• Your objective
Of all the lines in the material, how many contain the word "total"? State the number alone.

Records from a data source
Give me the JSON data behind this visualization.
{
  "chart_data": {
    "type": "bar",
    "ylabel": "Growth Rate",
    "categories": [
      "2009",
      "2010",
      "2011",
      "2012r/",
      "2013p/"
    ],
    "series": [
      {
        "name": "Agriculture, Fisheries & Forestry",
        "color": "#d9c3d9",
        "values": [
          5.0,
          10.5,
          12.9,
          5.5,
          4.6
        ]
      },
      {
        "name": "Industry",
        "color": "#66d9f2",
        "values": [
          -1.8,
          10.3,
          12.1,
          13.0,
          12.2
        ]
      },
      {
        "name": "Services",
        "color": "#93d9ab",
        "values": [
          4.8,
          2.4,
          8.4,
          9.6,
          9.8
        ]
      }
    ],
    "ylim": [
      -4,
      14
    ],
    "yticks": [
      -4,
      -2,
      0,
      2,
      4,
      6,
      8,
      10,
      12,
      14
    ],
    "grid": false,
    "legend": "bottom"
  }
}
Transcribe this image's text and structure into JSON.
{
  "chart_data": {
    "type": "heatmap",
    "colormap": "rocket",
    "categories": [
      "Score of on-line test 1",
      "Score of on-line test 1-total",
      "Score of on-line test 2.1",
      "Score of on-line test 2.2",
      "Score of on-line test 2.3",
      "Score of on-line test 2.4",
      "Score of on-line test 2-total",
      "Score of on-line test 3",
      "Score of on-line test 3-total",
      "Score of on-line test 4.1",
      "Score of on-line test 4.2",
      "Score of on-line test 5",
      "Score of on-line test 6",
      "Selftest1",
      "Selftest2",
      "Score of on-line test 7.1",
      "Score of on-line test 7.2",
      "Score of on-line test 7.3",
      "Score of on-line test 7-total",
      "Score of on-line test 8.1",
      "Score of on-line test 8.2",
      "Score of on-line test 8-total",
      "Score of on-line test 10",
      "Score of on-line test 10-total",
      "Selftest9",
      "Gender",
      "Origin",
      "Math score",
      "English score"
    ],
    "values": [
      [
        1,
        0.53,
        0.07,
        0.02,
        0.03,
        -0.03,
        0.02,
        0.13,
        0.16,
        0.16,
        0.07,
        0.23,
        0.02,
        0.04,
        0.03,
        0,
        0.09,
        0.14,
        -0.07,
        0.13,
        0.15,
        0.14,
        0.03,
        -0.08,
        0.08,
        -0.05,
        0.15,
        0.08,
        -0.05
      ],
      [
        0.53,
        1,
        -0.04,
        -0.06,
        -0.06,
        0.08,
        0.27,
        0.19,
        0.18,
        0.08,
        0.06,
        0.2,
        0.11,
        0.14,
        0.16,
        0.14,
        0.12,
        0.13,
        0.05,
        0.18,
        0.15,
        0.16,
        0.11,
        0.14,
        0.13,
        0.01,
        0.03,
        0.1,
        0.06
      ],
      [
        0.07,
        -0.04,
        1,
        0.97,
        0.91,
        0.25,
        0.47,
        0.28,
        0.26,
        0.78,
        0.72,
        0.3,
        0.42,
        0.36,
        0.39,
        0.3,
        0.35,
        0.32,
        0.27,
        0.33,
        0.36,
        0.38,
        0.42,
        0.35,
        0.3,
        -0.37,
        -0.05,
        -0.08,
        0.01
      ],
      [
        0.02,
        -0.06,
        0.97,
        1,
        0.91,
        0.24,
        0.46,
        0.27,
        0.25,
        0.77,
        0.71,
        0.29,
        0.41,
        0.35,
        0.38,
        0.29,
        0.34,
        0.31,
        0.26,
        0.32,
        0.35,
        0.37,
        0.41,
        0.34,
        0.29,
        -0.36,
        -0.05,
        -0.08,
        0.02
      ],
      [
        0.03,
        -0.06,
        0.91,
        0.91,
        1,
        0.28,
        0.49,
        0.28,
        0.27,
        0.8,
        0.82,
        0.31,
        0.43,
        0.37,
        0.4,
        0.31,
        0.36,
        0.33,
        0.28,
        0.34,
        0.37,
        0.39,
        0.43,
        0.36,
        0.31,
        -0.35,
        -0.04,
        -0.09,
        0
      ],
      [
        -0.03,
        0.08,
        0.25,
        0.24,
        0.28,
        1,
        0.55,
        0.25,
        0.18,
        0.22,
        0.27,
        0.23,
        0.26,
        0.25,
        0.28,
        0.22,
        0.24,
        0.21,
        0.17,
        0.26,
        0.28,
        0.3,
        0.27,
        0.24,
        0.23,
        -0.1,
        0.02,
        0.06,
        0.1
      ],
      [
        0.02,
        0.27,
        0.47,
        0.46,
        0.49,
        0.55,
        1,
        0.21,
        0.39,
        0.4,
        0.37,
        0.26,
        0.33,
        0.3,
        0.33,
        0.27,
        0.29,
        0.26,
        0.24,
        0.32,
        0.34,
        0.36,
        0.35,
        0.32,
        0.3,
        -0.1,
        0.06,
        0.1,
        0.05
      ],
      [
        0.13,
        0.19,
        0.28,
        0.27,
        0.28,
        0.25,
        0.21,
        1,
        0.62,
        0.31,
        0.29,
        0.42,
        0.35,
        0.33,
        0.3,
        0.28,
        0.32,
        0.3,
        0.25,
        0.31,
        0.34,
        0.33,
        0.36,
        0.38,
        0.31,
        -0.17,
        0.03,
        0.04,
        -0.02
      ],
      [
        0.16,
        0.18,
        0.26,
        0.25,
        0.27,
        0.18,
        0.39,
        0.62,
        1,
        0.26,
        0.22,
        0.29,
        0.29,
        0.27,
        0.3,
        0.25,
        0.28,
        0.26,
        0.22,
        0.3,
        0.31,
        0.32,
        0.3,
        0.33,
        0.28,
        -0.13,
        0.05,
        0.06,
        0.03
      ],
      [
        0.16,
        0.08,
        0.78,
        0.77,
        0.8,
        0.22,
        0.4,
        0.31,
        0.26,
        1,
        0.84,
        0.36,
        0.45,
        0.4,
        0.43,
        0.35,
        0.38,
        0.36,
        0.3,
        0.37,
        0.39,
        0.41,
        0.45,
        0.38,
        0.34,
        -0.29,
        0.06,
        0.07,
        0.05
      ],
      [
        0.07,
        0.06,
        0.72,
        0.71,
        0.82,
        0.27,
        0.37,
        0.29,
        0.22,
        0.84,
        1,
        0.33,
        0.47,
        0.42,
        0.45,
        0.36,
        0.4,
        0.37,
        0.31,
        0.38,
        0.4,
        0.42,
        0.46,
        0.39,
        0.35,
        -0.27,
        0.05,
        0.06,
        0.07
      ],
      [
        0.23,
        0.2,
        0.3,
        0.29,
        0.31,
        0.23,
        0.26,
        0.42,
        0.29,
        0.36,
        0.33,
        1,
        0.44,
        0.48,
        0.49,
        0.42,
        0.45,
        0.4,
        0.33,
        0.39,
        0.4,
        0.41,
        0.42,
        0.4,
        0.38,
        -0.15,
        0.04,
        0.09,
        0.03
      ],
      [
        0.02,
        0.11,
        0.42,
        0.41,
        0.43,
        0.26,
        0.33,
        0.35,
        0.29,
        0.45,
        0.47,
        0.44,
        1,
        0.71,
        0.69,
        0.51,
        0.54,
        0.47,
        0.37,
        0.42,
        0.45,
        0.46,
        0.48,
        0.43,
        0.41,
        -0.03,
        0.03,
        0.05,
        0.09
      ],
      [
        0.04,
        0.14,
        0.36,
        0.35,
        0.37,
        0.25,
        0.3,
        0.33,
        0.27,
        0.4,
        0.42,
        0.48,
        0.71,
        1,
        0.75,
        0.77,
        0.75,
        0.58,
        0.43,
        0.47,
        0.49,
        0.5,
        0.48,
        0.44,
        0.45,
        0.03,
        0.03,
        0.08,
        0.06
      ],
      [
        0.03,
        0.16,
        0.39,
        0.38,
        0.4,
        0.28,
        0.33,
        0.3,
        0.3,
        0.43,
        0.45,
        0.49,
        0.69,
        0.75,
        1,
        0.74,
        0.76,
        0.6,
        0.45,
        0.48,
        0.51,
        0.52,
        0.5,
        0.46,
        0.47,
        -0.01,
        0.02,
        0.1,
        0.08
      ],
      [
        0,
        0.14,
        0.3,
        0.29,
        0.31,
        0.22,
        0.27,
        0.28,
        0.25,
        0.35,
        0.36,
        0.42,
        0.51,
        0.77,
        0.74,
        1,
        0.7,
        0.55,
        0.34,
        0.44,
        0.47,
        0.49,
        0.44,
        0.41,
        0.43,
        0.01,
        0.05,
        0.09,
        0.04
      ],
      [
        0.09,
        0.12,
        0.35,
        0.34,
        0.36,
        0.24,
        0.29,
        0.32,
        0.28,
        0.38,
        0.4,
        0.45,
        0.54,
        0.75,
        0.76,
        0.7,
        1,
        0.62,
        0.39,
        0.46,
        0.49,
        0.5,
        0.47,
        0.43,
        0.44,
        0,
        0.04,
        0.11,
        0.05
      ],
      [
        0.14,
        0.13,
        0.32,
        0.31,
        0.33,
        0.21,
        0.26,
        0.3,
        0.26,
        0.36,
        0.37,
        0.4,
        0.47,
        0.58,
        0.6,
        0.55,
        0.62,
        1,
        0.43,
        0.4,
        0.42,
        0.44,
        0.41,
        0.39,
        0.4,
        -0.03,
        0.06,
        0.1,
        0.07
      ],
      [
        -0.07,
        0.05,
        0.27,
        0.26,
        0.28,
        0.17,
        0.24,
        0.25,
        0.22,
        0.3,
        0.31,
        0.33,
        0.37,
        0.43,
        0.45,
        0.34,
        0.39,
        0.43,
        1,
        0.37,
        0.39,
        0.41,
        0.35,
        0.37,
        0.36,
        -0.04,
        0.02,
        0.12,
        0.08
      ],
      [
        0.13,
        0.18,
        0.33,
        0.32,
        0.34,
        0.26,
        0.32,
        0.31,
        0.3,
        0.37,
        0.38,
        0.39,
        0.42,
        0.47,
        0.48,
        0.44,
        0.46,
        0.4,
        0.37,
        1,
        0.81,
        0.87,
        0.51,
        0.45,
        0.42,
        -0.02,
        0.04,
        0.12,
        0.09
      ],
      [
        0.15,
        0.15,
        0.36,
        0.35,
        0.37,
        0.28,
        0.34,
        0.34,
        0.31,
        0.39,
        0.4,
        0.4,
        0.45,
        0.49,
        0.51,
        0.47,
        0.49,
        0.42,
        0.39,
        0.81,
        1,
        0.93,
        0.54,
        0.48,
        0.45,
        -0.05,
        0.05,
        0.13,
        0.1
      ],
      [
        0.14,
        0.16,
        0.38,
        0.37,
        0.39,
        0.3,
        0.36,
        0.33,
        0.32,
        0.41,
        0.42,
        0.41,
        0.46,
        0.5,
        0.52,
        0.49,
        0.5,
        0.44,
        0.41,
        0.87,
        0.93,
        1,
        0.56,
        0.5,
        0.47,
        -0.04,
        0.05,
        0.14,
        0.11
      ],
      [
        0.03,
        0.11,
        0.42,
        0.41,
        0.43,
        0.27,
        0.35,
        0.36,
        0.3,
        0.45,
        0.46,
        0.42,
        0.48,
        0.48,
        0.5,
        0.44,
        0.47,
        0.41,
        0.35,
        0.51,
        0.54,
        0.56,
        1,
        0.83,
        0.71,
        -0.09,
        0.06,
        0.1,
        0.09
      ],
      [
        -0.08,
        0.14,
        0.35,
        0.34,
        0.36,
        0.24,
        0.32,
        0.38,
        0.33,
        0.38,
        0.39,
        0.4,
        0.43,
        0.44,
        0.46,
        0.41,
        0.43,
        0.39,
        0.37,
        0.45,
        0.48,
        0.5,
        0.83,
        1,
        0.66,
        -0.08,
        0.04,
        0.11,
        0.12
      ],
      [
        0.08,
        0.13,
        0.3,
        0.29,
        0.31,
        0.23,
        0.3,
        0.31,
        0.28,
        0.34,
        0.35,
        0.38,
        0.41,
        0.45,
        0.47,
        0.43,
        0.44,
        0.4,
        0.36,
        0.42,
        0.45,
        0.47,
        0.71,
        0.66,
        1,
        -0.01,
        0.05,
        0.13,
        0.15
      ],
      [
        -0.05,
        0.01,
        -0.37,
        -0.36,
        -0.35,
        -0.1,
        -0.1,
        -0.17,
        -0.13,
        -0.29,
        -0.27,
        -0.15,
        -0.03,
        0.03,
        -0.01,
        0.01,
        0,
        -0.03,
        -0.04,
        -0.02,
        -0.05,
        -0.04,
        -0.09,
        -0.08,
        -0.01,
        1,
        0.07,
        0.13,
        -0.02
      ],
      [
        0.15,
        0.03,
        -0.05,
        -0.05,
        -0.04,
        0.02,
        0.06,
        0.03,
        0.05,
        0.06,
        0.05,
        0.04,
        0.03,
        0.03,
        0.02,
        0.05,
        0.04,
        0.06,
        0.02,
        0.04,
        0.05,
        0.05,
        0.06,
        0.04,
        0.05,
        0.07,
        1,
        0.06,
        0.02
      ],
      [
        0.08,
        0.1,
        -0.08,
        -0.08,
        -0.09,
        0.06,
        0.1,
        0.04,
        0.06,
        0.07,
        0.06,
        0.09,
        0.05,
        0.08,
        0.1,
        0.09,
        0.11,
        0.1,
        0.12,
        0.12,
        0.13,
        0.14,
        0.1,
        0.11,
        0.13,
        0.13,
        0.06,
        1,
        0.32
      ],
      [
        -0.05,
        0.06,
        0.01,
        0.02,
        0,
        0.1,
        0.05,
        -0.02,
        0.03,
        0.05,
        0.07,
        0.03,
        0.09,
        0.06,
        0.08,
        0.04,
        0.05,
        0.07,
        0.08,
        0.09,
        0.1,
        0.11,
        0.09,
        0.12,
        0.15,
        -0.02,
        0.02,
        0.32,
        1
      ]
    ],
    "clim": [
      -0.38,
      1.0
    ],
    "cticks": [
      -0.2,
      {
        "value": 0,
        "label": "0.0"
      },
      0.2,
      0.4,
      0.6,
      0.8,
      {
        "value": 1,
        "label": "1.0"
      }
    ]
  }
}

• Reply
6